Pick out each line containing the string "Other".

**SUPPLIED RECORDS**

#####

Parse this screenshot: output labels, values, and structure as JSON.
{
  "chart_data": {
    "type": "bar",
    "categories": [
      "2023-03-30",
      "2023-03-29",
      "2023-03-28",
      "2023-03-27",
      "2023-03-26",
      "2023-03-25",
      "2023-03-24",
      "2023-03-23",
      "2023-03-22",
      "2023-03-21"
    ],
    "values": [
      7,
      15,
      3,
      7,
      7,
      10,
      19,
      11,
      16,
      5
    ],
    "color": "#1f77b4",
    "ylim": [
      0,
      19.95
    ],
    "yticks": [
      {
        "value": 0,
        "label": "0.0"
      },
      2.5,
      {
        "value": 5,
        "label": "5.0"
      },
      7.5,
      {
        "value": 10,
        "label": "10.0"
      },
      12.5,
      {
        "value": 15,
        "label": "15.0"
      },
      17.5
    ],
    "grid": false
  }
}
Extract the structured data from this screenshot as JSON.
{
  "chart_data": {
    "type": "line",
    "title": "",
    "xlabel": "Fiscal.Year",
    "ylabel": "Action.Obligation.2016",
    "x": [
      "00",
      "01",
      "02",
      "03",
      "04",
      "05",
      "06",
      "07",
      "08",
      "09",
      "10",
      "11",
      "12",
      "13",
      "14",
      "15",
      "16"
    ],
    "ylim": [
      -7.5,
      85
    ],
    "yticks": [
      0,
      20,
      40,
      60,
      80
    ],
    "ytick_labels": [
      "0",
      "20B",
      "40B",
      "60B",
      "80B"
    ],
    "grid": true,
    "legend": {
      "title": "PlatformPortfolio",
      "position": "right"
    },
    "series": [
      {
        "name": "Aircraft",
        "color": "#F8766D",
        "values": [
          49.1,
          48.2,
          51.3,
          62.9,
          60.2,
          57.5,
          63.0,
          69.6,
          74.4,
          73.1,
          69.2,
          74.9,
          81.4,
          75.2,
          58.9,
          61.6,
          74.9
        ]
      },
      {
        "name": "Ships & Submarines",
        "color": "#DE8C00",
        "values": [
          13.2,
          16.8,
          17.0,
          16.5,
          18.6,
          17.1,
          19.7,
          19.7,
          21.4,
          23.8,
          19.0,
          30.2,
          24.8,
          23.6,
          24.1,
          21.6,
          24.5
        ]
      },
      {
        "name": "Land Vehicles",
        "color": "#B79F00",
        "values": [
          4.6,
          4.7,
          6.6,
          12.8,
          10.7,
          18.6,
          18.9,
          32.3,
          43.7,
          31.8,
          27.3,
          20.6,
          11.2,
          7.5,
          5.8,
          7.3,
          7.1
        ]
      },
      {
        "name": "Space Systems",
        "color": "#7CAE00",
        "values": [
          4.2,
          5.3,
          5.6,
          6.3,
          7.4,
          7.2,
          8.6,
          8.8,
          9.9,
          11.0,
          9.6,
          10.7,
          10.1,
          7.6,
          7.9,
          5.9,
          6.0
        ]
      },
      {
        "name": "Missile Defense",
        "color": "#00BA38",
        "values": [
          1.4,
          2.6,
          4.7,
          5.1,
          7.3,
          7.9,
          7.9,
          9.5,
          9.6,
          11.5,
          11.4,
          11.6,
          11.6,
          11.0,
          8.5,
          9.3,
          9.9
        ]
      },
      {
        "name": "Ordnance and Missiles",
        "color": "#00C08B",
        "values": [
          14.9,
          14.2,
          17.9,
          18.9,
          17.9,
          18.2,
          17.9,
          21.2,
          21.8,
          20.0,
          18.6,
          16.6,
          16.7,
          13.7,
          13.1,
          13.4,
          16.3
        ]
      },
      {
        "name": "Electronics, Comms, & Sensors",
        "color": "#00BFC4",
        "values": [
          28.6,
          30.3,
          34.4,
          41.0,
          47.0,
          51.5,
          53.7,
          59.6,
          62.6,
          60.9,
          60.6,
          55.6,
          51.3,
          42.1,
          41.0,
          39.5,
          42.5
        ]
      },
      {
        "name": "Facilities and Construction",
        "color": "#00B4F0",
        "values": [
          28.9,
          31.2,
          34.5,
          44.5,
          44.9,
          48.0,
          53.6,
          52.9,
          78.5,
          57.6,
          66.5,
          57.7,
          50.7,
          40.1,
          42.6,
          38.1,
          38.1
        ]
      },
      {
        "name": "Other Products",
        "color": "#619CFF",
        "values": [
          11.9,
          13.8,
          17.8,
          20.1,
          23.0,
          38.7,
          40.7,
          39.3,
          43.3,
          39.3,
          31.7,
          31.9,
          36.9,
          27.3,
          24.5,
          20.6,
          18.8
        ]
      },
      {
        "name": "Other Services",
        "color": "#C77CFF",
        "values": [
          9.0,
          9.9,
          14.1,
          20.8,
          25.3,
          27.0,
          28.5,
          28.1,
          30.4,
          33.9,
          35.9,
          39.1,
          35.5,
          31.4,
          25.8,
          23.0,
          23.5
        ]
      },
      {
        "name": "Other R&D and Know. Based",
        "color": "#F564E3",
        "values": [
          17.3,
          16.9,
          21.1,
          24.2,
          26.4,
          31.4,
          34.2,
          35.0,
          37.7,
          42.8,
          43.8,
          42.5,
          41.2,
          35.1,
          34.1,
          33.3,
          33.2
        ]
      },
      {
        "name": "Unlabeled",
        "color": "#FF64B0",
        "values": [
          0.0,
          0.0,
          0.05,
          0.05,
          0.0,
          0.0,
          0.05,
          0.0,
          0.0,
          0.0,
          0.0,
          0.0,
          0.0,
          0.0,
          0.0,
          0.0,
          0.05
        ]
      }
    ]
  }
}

#####

**RESPONSE TO THE TASK**
        "name": "Other Products",
        "name": "Other Services",
        "name": "Other R&D and Know. Based",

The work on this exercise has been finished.